-- start --

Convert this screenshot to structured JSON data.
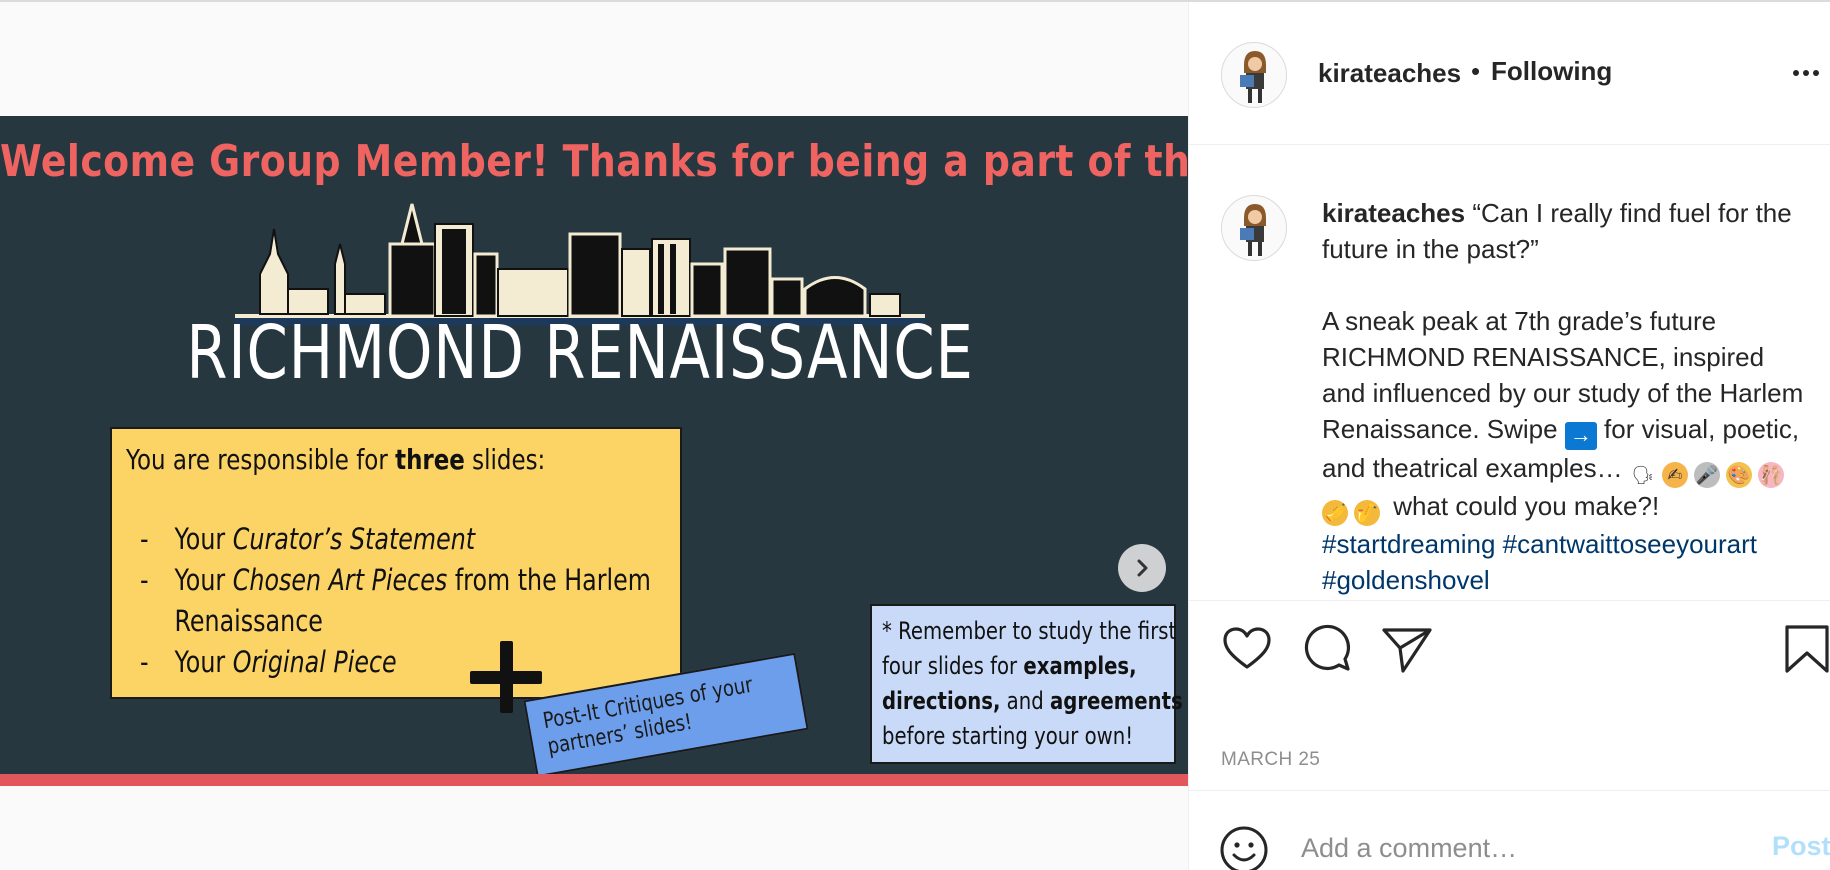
{
  "post": {
    "slide": {
      "welcome": "Welcome Group Member! Thanks for being a part of the",
      "title": "RICHMOND RENAISSANCE",
      "box_head_pre": "You are responsible for ",
      "box_head_bold": "three",
      "box_head_post": " slides:",
      "items": [
        {
          "dash": "-",
          "pre": "Your ",
          "italic": "Curator’s Statement",
          "post": ""
        },
        {
          "dash": "-",
          "pre": "Your ",
          "italic": "Chosen Art Pieces",
          "post": " from the Harlem"
        },
        {
          "dash": "",
          "pre": "Renaissance",
          "italic": "",
          "post": ""
        },
        {
          "dash": "-",
          "pre": "Your ",
          "italic": "Original Piece",
          "post": ""
        }
      ],
      "postit_line1": "Post-It Critiques of your",
      "postit_line2": "partners’ slides!",
      "reminder": {
        "l1": "* Remember to study the first",
        "l2_pre": "four slides for ",
        "l2_bold": "examples,",
        "l3_bold1": "directions,",
        "l3_mid": " and ",
        "l3_bold2": "agreements",
        "l4": "before starting your own!"
      },
      "dot_count": 8,
      "active_dot": 0
    }
  },
  "header": {
    "username": "kirateaches",
    "separator": "•",
    "follow_status": "Following"
  },
  "caption": {
    "username": "kirateaches",
    "quote": "“Can I really find fuel for the future in the past?”",
    "body_1": "A sneak peak at 7th grade’s future RICHMOND RENAISSANCE, inspired and influenced by our study of the Harlem Renaissance. Swipe",
    "arrow_emoji": "→",
    "body_2": "for visual, poetic, and theatrical examples…",
    "emojis": [
      "🗣",
      "✍",
      "🎤",
      "🎨",
      "🩰",
      "🎺",
      "🎷"
    ],
    "body_3": "what could you make?!",
    "hashtags": [
      "#startdreaming",
      "#cantwaittoseeyourart",
      "#goldenshovel"
    ]
  },
  "actions": {
    "icons": [
      "heart-icon",
      "comment-icon",
      "share-icon",
      "bookmark-icon"
    ],
    "date": "MARCH 25"
  },
  "comment_box": {
    "placeholder": "Add a comment…",
    "post_label": "Post"
  },
  "colors": {
    "slide_bg": "#263740",
    "welcome_red": "#ef6461",
    "yellow": "#fcd466",
    "postit_blue": "#6d9eeb",
    "reminder_blue": "#c9daf8",
    "hashtag": "#00376b",
    "post_disabled": "#b2dffc"
  }
}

-- end --

# TASK INSTRUCTIONS
Identify every line where the string "study" appears.

# ANSWER
        "l1": "* Remember to study the first",
    "body_1": "A sneak peak at 7th grade’s future RICHMOND RENAISSANCE, inspired and influenced by our study of the Harlem Renaissance. Swipe",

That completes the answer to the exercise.